— Requirement —
Give the number of lines in the listing that hold the word "this". Write nothing but that number.

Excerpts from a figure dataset
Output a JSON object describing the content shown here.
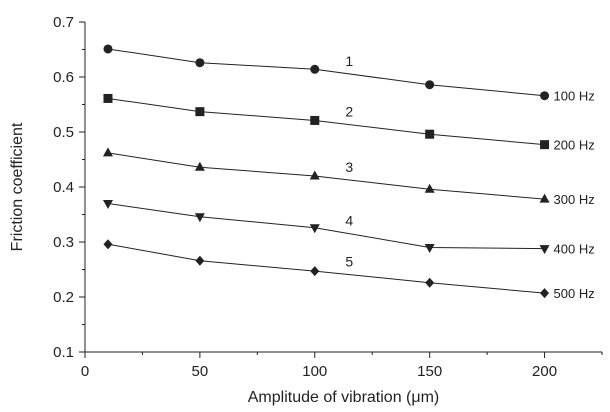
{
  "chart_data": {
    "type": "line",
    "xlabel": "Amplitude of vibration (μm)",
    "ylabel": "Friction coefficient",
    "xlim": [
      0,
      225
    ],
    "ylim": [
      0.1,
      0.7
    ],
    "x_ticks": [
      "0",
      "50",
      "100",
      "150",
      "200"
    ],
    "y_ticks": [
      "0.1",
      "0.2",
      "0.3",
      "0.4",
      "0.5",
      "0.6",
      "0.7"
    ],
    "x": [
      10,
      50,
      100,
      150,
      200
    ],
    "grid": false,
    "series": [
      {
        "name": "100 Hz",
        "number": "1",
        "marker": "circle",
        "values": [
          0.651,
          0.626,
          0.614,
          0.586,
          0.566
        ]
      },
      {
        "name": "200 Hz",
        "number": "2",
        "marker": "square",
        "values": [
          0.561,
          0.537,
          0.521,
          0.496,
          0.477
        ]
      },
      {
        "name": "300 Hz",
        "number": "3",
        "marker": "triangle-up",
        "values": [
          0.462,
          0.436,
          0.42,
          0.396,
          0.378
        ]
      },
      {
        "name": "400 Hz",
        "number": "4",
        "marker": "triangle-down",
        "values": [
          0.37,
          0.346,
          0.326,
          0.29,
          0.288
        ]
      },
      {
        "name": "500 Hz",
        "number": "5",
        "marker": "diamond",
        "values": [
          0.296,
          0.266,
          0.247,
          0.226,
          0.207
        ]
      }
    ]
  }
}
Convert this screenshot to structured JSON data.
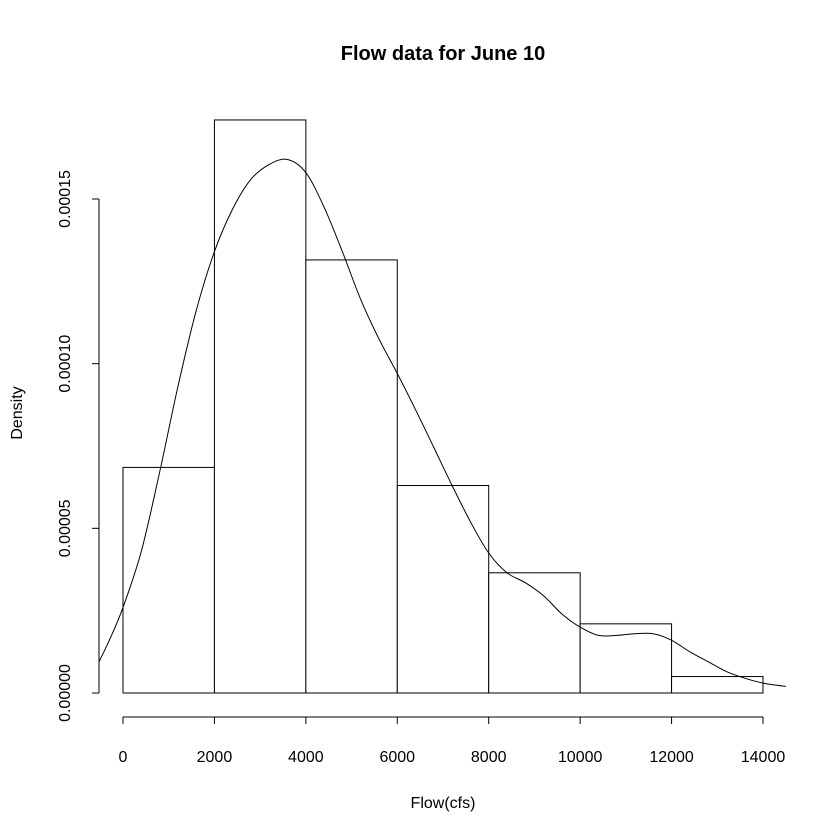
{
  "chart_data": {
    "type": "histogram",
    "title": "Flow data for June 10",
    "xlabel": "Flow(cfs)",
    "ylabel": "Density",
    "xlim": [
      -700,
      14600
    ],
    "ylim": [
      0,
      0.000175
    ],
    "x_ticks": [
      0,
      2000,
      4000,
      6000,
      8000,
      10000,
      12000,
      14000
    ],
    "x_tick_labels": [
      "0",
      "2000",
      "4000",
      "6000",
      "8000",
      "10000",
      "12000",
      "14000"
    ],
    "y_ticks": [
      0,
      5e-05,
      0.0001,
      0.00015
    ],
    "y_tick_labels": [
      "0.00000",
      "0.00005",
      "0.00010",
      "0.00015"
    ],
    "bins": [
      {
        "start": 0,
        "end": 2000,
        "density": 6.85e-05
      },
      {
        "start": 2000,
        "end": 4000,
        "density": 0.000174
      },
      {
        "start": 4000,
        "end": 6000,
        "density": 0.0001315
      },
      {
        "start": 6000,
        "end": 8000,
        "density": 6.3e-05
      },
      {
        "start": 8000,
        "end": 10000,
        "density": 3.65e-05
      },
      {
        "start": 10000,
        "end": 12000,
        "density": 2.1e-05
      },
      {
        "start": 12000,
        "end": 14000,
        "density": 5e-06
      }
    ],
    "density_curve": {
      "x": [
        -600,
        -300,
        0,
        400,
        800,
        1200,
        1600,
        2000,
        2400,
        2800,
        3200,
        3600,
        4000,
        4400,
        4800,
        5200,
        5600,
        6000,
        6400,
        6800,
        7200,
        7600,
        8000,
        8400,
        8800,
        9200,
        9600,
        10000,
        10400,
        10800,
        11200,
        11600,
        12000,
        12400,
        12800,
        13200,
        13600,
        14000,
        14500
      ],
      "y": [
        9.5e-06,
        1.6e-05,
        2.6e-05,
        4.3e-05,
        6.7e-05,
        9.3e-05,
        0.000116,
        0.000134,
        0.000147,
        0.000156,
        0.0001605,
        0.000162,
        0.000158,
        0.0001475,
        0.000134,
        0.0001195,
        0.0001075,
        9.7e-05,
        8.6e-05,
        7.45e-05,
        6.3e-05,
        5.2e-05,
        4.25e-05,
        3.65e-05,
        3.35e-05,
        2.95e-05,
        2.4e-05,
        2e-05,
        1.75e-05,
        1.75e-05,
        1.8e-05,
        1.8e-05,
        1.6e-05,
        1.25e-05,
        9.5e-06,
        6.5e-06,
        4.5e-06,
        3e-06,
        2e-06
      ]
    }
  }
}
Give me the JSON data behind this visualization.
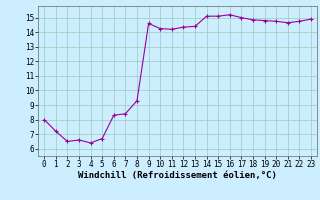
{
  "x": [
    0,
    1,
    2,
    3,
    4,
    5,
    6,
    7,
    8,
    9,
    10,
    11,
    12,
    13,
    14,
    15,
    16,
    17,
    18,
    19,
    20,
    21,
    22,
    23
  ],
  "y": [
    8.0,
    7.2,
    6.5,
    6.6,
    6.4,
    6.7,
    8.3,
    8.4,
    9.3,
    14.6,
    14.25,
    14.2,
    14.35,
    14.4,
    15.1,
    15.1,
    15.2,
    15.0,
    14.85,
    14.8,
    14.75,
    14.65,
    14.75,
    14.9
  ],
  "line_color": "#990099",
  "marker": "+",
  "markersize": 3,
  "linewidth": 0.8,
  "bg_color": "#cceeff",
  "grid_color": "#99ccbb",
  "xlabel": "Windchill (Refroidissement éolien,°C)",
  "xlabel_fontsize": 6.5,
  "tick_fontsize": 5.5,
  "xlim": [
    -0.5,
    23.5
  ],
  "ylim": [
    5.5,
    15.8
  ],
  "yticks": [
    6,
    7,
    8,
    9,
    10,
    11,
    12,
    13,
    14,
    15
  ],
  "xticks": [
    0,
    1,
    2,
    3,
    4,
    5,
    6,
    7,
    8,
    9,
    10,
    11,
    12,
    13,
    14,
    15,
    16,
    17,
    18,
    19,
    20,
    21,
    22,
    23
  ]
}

— Correct response —
2